Collected data
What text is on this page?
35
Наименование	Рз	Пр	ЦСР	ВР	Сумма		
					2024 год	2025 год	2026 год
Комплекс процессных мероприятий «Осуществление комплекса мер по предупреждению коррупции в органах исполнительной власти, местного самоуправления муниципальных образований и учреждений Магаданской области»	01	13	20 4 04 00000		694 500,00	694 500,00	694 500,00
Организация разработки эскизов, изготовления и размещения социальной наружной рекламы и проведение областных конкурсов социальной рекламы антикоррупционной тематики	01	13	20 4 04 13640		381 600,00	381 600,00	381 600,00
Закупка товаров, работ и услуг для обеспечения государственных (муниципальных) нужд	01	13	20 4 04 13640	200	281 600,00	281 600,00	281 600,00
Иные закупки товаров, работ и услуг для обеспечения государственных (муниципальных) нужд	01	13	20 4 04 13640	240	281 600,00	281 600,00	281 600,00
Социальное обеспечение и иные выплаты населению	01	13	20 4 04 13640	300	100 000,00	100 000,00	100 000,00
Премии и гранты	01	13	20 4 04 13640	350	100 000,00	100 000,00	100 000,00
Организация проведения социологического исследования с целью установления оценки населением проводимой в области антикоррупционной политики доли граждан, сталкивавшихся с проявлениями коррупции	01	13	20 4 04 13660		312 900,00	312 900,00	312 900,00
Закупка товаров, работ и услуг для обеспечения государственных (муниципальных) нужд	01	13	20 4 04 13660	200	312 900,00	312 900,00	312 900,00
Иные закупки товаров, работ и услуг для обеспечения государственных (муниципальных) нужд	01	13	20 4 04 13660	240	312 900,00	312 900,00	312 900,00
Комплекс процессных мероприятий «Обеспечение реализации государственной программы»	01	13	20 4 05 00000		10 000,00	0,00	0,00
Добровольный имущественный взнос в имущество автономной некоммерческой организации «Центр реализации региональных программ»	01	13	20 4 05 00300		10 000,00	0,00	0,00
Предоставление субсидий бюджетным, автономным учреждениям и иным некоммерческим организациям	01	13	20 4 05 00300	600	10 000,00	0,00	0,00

TASK
Restate the whole listing exactly, leaving out nothing.

SOLVED EXERCISE
What text is on this page?
35
Наименование	Рз	Пр	ЦСР	ВР	Сумма		
					2024 год	2025 год	2026 год
Комплекс процессных мероприятий «Осуществление комплекса мер по предупреждению коррупции в органах исполнительной власти, местного самоуправления муниципальных образований и учреждений Магаданской области»	01	13	20 4 04 00000		694 500,00	694 500,00	694 500,00
Организация разработки эскизов, изготовления и размещения социальной наружной рекламы и проведение областных конкурсов социальной рекламы антикоррупционной тематики	01	13	20 4 04 13640		381 600,00	381 600,00	381 600,00
Закупка товаров, работ и услуг для обеспечения государственных (муниципальных) нужд	01	13	20 4 04 13640	200	281 600,00	281 600,00	281 600,00
Иные закупки товаров, работ и услуг для обеспечения государственных (муниципальных) нужд	01	13	20 4 04 13640	240	281 600,00	281 600,00	281 600,00
Социальное обеспечение и иные выплаты населению	01	13	20 4 04 13640	300	100 000,00	100 000,00	100 000,00
Премии и гранты	01	13	20 4 04 13640	350	100 000,00	100 000,00	100 000,00
Организация проведения социологического исследования с целью установления оценки населением проводимой в области антикоррупционной политики доли граждан, сталкивавшихся с проявлениями коррупции	01	13	20 4 04 13660		312 900,00	312 900,00	312 900,00
Закупка товаров, работ и услуг для обеспечения государственных (муниципальных) нужд	01	13	20 4 04 13660	200	312 900,00	312 900,00	312 900,00
Иные закупки товаров, работ и услуг для обеспечения государственных (муниципальных) нужд	01	13	20 4 04 13660	240	312 900,00	312 900,00	312 900,00
Комплекс процессных мероприятий «Обеспечение реализации государственной программы»	01	13	20 4 05 00000		10 000,00	0,00	0,00
Добровольный имущественный взнос в имущество автономной некоммерческой организации «Центр реализации региональных программ»	01	13	20 4 05 00300		10 000,00	0,00	0,00
Предоставление субсидий бюджетным, автономным учреждениям и иным некоммерческим организациям	01	13	20 4 05 00300	600	10 000,00	0,00	0,00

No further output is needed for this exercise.